_Description of the task_
Put every line of the material below into a JSON list of strings, one string per line, with blank lines left out. Leave the pictures out of the answer.

_Records_
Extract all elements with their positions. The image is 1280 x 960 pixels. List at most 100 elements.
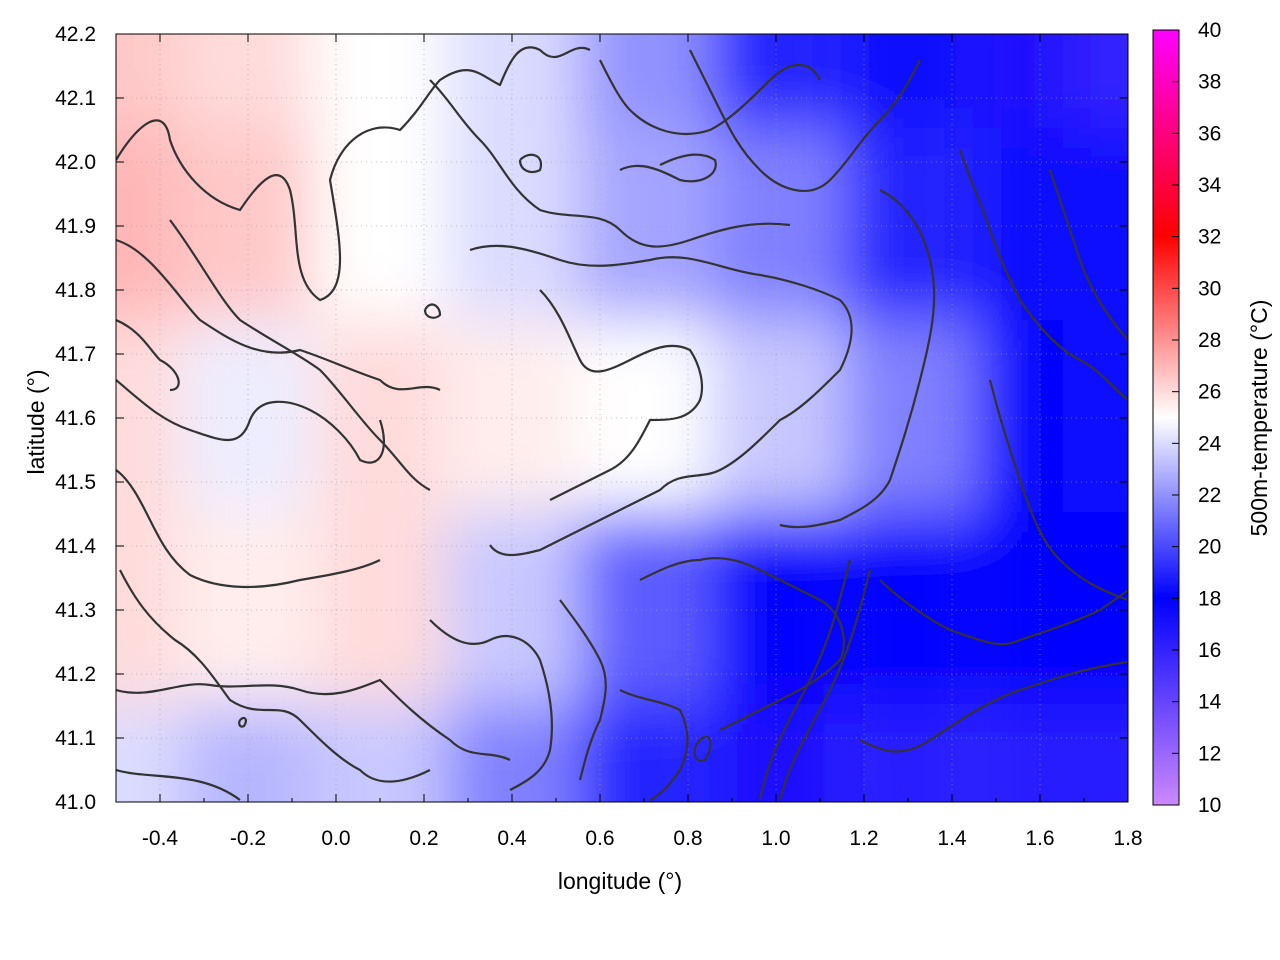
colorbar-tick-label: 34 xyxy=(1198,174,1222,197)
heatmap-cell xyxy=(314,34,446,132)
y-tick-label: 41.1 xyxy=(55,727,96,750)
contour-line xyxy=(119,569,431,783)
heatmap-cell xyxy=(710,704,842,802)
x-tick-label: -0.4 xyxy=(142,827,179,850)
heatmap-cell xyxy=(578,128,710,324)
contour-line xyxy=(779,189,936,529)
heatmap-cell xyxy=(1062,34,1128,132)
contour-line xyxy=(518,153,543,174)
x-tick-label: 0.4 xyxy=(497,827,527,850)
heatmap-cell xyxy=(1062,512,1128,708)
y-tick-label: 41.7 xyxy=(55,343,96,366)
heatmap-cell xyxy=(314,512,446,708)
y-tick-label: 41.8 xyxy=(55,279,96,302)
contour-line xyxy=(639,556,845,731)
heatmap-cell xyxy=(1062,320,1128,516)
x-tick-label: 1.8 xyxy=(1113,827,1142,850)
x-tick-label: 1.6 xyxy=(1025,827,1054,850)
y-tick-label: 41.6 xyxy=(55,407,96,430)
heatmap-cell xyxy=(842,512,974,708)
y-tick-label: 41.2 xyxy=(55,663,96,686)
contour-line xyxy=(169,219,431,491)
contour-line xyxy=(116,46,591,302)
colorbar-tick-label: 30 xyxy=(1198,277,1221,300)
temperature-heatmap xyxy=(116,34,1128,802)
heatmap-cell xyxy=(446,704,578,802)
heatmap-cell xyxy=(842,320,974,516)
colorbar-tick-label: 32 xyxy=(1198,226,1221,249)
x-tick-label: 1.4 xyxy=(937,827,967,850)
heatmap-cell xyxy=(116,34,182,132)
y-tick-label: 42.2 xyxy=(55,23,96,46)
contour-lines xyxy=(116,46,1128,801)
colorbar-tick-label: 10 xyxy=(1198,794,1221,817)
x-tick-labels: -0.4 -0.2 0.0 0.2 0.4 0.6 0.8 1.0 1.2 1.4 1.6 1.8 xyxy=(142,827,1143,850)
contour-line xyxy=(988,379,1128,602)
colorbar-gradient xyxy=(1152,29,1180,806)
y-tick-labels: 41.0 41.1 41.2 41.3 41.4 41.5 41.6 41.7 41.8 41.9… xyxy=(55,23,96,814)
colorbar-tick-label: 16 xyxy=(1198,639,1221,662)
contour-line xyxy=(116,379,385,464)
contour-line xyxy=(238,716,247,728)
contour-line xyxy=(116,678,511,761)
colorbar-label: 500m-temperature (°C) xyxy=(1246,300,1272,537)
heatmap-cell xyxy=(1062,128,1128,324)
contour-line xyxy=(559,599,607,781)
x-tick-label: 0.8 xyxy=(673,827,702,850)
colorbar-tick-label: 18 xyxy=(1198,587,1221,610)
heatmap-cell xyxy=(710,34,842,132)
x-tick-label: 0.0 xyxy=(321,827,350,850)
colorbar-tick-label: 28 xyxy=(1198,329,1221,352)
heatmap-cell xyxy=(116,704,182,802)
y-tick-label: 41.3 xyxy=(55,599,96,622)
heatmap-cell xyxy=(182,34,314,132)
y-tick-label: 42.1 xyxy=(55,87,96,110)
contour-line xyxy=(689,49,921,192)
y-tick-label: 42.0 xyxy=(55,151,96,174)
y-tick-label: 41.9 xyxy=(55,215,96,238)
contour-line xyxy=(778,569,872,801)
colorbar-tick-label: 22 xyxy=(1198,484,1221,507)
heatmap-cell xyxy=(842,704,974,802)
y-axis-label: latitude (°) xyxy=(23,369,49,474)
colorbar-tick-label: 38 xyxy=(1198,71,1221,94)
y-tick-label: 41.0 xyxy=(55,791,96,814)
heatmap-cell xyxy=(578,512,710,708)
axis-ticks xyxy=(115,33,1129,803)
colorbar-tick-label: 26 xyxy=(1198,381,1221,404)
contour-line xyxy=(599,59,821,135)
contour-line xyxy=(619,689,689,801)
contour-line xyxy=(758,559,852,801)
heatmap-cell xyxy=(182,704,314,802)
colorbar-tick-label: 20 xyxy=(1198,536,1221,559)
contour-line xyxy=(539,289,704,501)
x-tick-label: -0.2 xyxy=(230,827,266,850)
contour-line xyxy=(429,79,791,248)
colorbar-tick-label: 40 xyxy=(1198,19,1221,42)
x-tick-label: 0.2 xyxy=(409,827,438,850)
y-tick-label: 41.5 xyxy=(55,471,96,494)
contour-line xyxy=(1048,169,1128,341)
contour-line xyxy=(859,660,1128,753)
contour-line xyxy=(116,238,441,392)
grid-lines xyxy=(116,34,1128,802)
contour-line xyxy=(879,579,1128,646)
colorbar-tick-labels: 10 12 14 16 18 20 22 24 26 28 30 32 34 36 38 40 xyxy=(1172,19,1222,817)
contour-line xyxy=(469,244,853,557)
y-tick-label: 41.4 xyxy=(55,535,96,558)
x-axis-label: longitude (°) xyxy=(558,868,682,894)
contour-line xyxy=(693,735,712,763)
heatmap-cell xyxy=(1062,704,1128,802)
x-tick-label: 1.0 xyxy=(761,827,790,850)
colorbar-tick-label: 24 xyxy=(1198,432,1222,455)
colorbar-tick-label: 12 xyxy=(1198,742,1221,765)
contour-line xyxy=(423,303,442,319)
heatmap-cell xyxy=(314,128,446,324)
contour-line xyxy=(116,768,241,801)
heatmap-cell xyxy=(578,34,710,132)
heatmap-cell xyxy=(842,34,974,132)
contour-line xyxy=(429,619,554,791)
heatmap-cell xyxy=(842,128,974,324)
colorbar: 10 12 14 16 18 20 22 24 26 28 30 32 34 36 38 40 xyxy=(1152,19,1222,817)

_Full output_
[
  "Extract all elements with their positions. The image is 1280 x 960 pixels. List at most 100 elements.",
  "colorbar-tick-label: 34 xyxy=(1198,174,1222,197)",
  "heatmap-cell xyxy=(314,34,446,132)",
  "y-tick-label: 41.1 xyxy=(55,727,96,750)",
  "contour-line xyxy=(119,569,431,783)",
  "heatmap-cell xyxy=(710,704,842,802)",
  "x-tick-label: -0.4 xyxy=(142,827,179,850)",
  "heatmap-cell xyxy=(578,128,710,324)",
  "contour-line xyxy=(779,189,936,529)",
  "heatmap-cell xyxy=(1062,34,1128,132)",
  "contour-line xyxy=(518,153,543,174)",
  "x-tick-label: 0.4 xyxy=(497,827,527,850)",
  "heatmap-cell xyxy=(1062,512,1128,708)",
  "y-tick-label: 41.7 xyxy=(55,343,96,366)",
  "heatmap-cell xyxy=(314,512,446,708)",
  "y-tick-label: 41.8 xyxy=(55,279,96,302)",
  "contour-line xyxy=(639,556,845,731)",
  "heatmap-cell xyxy=(1062,320,1128,516)",
  "x-tick-label: 1.8 xyxy=(1113,827,1142,850)",
  "x-tick-label: 1.6 xyxy=(1025,827,1054,850)",
  "y-tick-label: 41.6 xyxy=(55,407,96,430)",
  "heatmap-cell xyxy=(842,512,974,708)",
  "y-tick-label: 41.2 xyxy=(55,663,96,686)",
  "contour-line xyxy=(169,219,431,491)",
  "contour-line xyxy=(116,46,591,302)",
  "colorbar-tick-label: 30 xyxy=(1198,277,1221,300)",
  "temperature-heatmap xyxy=(116,34,1128,802)",
  "heatmap-cell xyxy=(446,704,578,802)",
  "heatmap-cell xyxy=(842,320,974,516)",
  "colorbar-tick-label: 32 xyxy=(1198,226,1221,249)",
  "x-tick-label: 1.4 xyxy=(937,827,967,850)",
  "heatmap-cell xyxy=(116,34,182,132)",
  "y-tick-label: 42.2 xyxy=(55,23,96,46)",
  "contour-lines xyxy=(116,46,1128,801)",
  "colorbar-tick-label: 10 xyxy=(1198,794,1221,817)",
  "x-tick-labels: -0.4 -0.2 0.0 0.2 0.4 0.6 0.8 1.0 1.2 1.4 1.6 1.8 xyxy=(142,827,1143,850)",
  "contour-line xyxy=(988,379,1128,602)",
  "colorbar-gradient xyxy=(1152,29,1180,806)",
  "y-tick-labels: 41.0 41.1 41.2 41.3 41.4 41.5 41.6 41.7 41.8 41.9… xyxy=(55,23,96,814)",
  "colorbar-tick-label: 16 xyxy=(1198,639,1221,662)",
  "contour-line xyxy=(116,379,385,464)",
  "contour-line xyxy=(238,716,247,728)",
  "contour-line xyxy=(116,678,511,761)",
  "colorbar-label: 500m-temperature (°C) xyxy=(1246,300,1272,537)",
  "heatmap-cell xyxy=(1062,128,1128,324)",
  "contour-line xyxy=(559,599,607,781)",
  "x-tick-label: 0.8 xyxy=(673,827,702,850)",
  "colorbar-tick-label: 18 xyxy=(1198,587,1221,610)",
  "heatmap-cell xyxy=(710,34,842,132)",
  "x-tick-label: 0.0 xyxy=(321,827,350,850)",
  "colorbar-tick-label: 28 xyxy=(1198,329,1221,352)",
  "heatmap-cell xyxy=(116,704,182,802)",
  "y-tick-label: 41.3 xyxy=(55,599,96,622)",
  "heatmap-cell xyxy=(182,34,314,132)",
  "y-tick-label: 42.1 xyxy=(55,87,96,110)",
  "contour-line xyxy=(689,49,921,192)",
  "y-tick-label: 42.0 xyxy=(55,151,96,174)",
  "y-tick-label: 41.9 xyxy=(55,215,96,238)",
  "contour-line xyxy=(778,569,872,801)",
  "colorbar-tick-label: 22 xyxy=(1198,484,1221,507)",
  "heatmap-cell xyxy=(842,704,974,802)",
  "y-axis-label: latitude (°) xyxy=(23,369,49,474)",
  "colorbar-tick-label: 38 xyxy=(1198,71,1221,94)",
  "y-tick-label: 41.0 xyxy=(55,791,96,814)",
  "heatmap-cell xyxy=(578,512,710,708)",
  "axis-ticks xyxy=(115,33,1129,803)",
  "colorbar-tick-label: 26 xyxy=(1198,381,1221,404)",
  "contour-line xyxy=(599,59,821,135)",
  "contour-line xyxy=(619,689,689,801)",
  "contour-line xyxy=(758,559,852,801)",
  "heatmap-cell xyxy=(182,704,314,802)",
  "colorbar-tick-label: 20 xyxy=(1198,536,1221,559)",
  "contour-line xyxy=(539,289,704,501)",
  "x-tick-label: -0.2 xyxy=(230,827,266,850)",
  "contour-line xyxy=(429,79,791,248)",
  "colorbar-tick-label: 40 xyxy=(1198,19,1221,42)",
  "x-tick-label: 0.2 xyxy=(409,827,438,850)",
  "y-tick-label: 41.5 xyxy=(55,471,96,494)",
  "contour-line xyxy=(1048,169,1128,341)",
  "contour-line xyxy=(859,660,1128,753)",
  "contour-line xyxy=(116,238,441,392)",
  "grid-lines xyxy=(116,34,1128,802)",
  "contour-line xyxy=(879,579,1128,646)",
  "colorbar-tick-labels: 10 12 14 16 18 20 22 24 26 28 30 32 34 36 38 40 xyxy=(1172,19,1222,817)",
  "contour-line xyxy=(469,244,853,557)",
  "y-tick-label: 41.4 xyxy=(55,535,96,558)",
  "x-axis-label: longitude (°) xyxy=(558,868,682,894)",
  "contour-line xyxy=(693,735,712,763)",
  "heatmap-cell xyxy=(1062,704,1128,802)",
  "x-tick-label: 1.0 xyxy=(761,827,790,850)",
  "colorbar-tick-label: 24 xyxy=(1198,432,1222,455)",
  "colorbar-tick-label: 12 xyxy=(1198,742,1221,765)",
  "contour-line xyxy=(423,303,442,319)",
  "heatmap-cell xyxy=(314,128,446,324)",
  "contour-line xyxy=(116,768,241,801)",
  "heatmap-cell xyxy=(578,34,710,132)",
  "heatmap-cell xyxy=(842,34,974,132)",
  "contour-line xyxy=(429,619,554,791)",
  "heatmap-cell xyxy=(842,128,974,324)",
  "colorbar: 10 12 14 16 18 20 22 24 26 28 30 32 34 36 38 40 xyxy=(1152,19,1222,817)"
]